--- START ROWS ---

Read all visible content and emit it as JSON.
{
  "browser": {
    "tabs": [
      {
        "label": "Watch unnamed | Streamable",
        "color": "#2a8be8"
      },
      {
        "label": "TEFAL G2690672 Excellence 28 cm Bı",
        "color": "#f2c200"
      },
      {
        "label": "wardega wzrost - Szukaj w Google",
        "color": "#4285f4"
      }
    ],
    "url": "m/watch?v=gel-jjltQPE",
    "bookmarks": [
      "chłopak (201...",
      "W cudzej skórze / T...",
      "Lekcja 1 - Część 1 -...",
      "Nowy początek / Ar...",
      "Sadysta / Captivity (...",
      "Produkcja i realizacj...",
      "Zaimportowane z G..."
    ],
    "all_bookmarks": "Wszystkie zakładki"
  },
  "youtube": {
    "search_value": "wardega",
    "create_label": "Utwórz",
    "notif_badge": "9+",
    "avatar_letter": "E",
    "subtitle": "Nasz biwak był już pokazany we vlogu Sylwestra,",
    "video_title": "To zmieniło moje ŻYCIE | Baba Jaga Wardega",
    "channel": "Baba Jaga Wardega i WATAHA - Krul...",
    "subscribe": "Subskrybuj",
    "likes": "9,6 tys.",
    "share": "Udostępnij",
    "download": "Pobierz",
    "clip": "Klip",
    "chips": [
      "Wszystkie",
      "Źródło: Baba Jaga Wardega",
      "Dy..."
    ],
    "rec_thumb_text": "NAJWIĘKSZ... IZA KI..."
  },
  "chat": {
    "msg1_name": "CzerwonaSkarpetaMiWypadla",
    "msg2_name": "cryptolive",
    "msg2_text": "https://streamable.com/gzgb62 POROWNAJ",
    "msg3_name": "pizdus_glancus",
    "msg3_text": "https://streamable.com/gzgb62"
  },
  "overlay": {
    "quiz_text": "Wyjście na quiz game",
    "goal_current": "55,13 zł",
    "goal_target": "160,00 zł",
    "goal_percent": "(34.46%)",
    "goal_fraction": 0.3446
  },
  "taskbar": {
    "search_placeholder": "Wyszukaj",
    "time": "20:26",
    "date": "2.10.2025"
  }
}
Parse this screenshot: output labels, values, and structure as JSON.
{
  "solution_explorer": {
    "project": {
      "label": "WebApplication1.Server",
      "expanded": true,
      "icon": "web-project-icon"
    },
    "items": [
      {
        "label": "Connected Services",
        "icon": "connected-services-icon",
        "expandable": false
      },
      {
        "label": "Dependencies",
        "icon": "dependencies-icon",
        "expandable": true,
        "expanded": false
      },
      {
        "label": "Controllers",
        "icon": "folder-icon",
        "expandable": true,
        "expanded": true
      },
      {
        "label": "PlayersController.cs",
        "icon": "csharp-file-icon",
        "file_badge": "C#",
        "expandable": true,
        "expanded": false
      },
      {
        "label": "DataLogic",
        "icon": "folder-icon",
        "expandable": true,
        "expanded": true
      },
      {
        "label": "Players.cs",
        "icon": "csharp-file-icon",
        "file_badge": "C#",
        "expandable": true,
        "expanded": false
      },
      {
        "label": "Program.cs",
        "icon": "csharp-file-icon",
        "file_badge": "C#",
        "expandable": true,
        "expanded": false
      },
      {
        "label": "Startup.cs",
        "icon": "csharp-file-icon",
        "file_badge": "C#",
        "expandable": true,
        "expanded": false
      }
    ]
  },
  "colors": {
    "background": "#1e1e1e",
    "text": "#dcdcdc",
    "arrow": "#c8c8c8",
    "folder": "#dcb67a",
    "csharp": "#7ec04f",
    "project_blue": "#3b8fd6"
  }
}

--- END ROWS ---

PROBLEM DETAILS: Write out every line from the records above, word for word.

SOLUTION TO THE EXERCISE:
Read all visible content and emit it as JSON.
{
  "browser": {
    "tabs": [
      {
        "label": "Watch unnamed | Streamable",
        "color": "#2a8be8"
      },
      {
        "label": "TEFAL G2690672 Excellence 28 cm Bı",
        "color": "#f2c200"
      },
      {
        "label": "wardega wzrost - Szukaj w Google",
        "color": "#4285f4"
      }
    ],
    "url": "m/watch?v=gel-jjltQPE",
    "bookmarks": [
      "chłopak (201...",
      "W cudzej skórze / T...",
      "Lekcja 1 - Część 1 -...",
      "Nowy początek / Ar...",
      "Sadysta / Captivity (...",
      "Produkcja i realizacj...",
      "Zaimportowane z G..."
    ],
    "all_bookmarks": "Wszystkie zakładki"
  },
  "youtube": {
    "search_value": "wardega",
    "create_label": "Utwórz",
    "notif_badge": "9+",
    "avatar_letter": "E",
    "subtitle": "Nasz biwak był już pokazany we vlogu Sylwestra,",
    "video_title": "To zmieniło moje ŻYCIE | Baba Jaga Wardega",
    "channel": "Baba Jaga Wardega i WATAHA - Krul...",
    "subscribe": "Subskrybuj",
    "likes": "9,6 tys.",
    "share": "Udostępnij",
    "download": "Pobierz",
    "clip": "Klip",
    "chips": [
      "Wszystkie",
      "Źródło: Baba Jaga Wardega",
      "Dy..."
    ],
    "rec_thumb_text": "NAJWIĘKSZ... IZA KI..."
  },
  "chat": {
    "msg1_name": "CzerwonaSkarpetaMiWypadla",
    "msg2_name": "cryptolive",
    "msg2_text": "https://streamable.com/gzgb62 POROWNAJ",
    "msg3_name": "pizdus_glancus",
    "msg3_text": "https://streamable.com/gzgb62"
  },
  "overlay": {
    "quiz_text": "Wyjście na quiz game",
    "goal_current": "55,13 zł",
    "goal_target": "160,00 zł",
    "goal_percent": "(34.46%)",
    "goal_fraction": 0.3446
  },
  "taskbar": {
    "search_placeholder": "Wyszukaj",
    "time": "20:26",
    "date": "2.10.2025"
  }
}
Parse this screenshot: output labels, values, and structure as JSON.
{
  "solution_explorer": {
    "project": {
      "label": "WebApplication1.Server",
      "expanded": true,
      "icon": "web-project-icon"
    },
    "items": [
      {
        "label": "Connected Services",
        "icon": "connected-services-icon",
        "expandable": false
      },
      {
        "label": "Dependencies",
        "icon": "dependencies-icon",
        "expandable": true,
        "expanded": false
      },
      {
        "label": "Controllers",
        "icon": "folder-icon",
        "expandable": true,
        "expanded": true
      },
      {
        "label": "PlayersController.cs",
        "icon": "csharp-file-icon",
        "file_badge": "C#",
        "expandable": true,
        "expanded": false
      },
      {
        "label": "DataLogic",
        "icon": "folder-icon",
        "expandable": true,
        "expanded": true
      },
      {
        "label": "Players.cs",
        "icon": "csharp-file-icon",
        "file_badge": "C#",
        "expandable": true,
        "expanded": false
      },
      {
        "label": "Program.cs",
        "icon": "csharp-file-icon",
        "file_badge": "C#",
        "expandable": true,
        "expanded": false
      },
      {
        "label": "Startup.cs",
        "icon": "csharp-file-icon",
        "file_badge": "C#",
        "expandable": true,
        "expanded": false
      }
    ]
  },
  "colors": {
    "background": "#1e1e1e",
    "text": "#dcdcdc",
    "arrow": "#c8c8c8",
    "folder": "#dcb67a",
    "csharp": "#7ec04f",
    "project_blue": "#3b8fd6"
  }
}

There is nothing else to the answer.